What the task asks ▸
Give the listing again exactly, omitting its images.
########################################
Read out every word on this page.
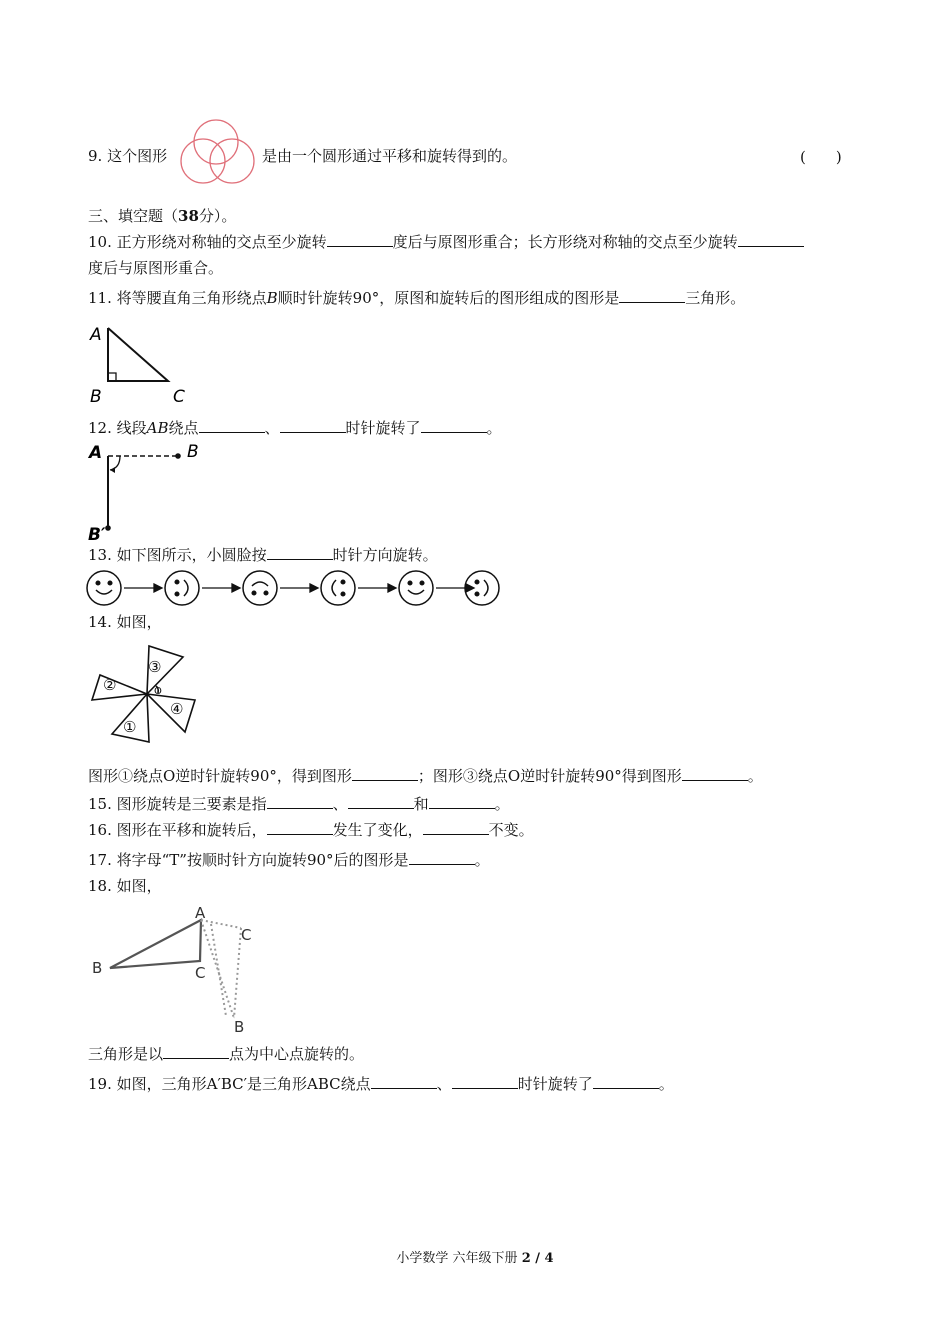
9. 这个图形	是由一个圆形通过平移和旋转得到的。	(　　)
三、填空题（38分）。
10. 正方形绕对称轴的交点至少旋转	度后与原图形重合；长方形绕对称轴的交点至少旋转
度后与原图形重合。
11. 将等腰直角三角形绕点B顺时针旋转90°，原图和旋转后的图形组成的图形是	三角形。
A
B	C
12. 线段AB绕点	、	时针旋转了	。
A	B
B′
13. 如下图所示，小圆脸按	时针方向旋转。
14. 如图，
③
②
④
①
O
图形①绕点O逆时针旋转90°，得到图形	；图形③绕点O逆时针旋转90°得到图形	。
15. 图形旋转是三要素是指	、	和	。
16. 图形在平移和旋转后，	发生了变化，	不变。
17. 将字母“T”按顺时针方向旋转90°后的图形是	。
18. 如图，
A
B	C
C
B
三角形是以	点为中心点旋转的。
19. 如图，三角形A′BC′是三角形ABC绕点	、	时针旋转了	。
小学数学 六年级下册 2 / 4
########################################
Worked answer ▸
Read out every word on this page.
9. 这个图形	是由一个圆形通过平移和旋转得到的。	(　　)
三、填空题（38分）。
10. 正方形绕对称轴的交点至少旋转	度后与原图形重合；长方形绕对称轴的交点至少旋转
度后与原图形重合。
11. 将等腰直角三角形绕点B顺时针旋转90°，原图和旋转后的图形组成的图形是	三角形。
A
B	C
12. 线段AB绕点	、	时针旋转了	。
A	B
B′
13. 如下图所示，小圆脸按	时针方向旋转。
14. 如图，
③
②
④
①
O
图形①绕点O逆时针旋转90°，得到图形	；图形③绕点O逆时针旋转90°得到图形	。
15. 图形旋转是三要素是指	、	和	。
16. 图形在平移和旋转后，	发生了变化，	不变。
17. 将字母“T”按顺时针方向旋转90°后的图形是	。
18. 如图，
A
B	C
C
B
三角形是以	点为中心点旋转的。
19. 如图，三角形A′BC′是三角形ABC绕点	、	时针旋转了	。
小学数学 六年级下册 2 / 4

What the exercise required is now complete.